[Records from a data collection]
━━━━━━━━━━
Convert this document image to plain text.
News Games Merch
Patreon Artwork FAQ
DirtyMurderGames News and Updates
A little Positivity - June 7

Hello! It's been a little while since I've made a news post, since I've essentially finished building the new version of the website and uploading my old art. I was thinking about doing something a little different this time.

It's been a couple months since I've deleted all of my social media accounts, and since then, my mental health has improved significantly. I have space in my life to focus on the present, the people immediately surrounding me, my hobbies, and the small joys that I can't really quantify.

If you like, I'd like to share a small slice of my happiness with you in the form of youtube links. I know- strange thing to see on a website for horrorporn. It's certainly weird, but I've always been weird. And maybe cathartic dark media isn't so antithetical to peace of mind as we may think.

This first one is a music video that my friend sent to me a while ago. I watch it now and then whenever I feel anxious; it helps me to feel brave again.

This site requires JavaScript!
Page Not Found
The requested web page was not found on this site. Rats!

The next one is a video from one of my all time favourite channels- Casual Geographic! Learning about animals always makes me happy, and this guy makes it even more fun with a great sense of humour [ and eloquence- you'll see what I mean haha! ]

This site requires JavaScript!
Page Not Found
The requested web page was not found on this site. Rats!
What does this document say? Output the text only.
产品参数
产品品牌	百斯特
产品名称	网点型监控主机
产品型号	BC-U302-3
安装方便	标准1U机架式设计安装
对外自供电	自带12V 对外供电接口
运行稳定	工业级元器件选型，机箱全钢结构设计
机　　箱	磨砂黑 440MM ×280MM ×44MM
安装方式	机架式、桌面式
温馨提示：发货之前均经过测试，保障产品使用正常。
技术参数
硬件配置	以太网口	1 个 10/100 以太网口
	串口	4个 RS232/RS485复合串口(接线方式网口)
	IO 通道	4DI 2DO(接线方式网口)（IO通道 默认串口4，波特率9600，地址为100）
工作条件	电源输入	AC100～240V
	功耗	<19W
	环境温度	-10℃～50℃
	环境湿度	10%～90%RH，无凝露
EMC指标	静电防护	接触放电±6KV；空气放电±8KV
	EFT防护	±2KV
━━━━━━━━━━
WHAT IS REQUIRED -> All of the entries above must be quoted exactly.

ANSWER TO THIS TASK ->
Convert this document image to plain text.
News Games Merch
Patreon Artwork FAQ
DirtyMurderGames News and Updates
A little Positivity - June 7

Hello! It's been a little while since I've made a news post, since I've essentially finished building the new version of the website and uploading my old art. I was thinking about doing something a little different this time.

It's been a couple months since I've deleted all of my social media accounts, and since then, my mental health has improved significantly. I have space in my life to focus on the present, the people immediately surrounding me, my hobbies, and the small joys that I can't really quantify.

If you like, I'd like to share a small slice of my happiness with you in the form of youtube links. I know- strange thing to see on a website for horrorporn. It's certainly weird, but I've always been weird. And maybe cathartic dark media isn't so antithetical to peace of mind as we may think.

This first one is a music video that my friend sent to me a while ago. I watch it now and then whenever I feel anxious; it helps me to feel brave again.

This site requires JavaScript!
Page Not Found
The requested web page was not found on this site. Rats!

The next one is a video from one of my all time favourite channels- Casual Geographic! Learning about animals always makes me happy, and this guy makes it even more fun with a great sense of humour [ and eloquence- you'll see what I mean haha! ]

This site requires JavaScript!
Page Not Found
The requested web page was not found on this site. Rats!
What does this document say? Output the text only.
产品参数
产品品牌	百斯特
产品名称	网点型监控主机
产品型号	BC-U302-3
安装方便	标准1U机架式设计安装
对外自供电	自带12V 对外供电接口
运行稳定	工业级元器件选型，机箱全钢结构设计
机　　箱	磨砂黑 440MM ×280MM ×44MM
安装方式	机架式、桌面式
温馨提示：发货之前均经过测试，保障产品使用正常。
技术参数
硬件配置	以太网口	1 个 10/100 以太网口
	串口	4个 RS232/RS485复合串口(接线方式网口)
	IO 通道	4DI 2DO(接线方式网口)（IO通道 默认串口4，波特率9600，地址为100）
工作条件	电源输入	AC100～240V
	功耗	<19W
	环境温度	-10℃～50℃
	环境湿度	10%～90%RH，无凝露
EMC指标	静电防护	接触放电±6KV；空气放电±8KV
	EFT防护	±2KV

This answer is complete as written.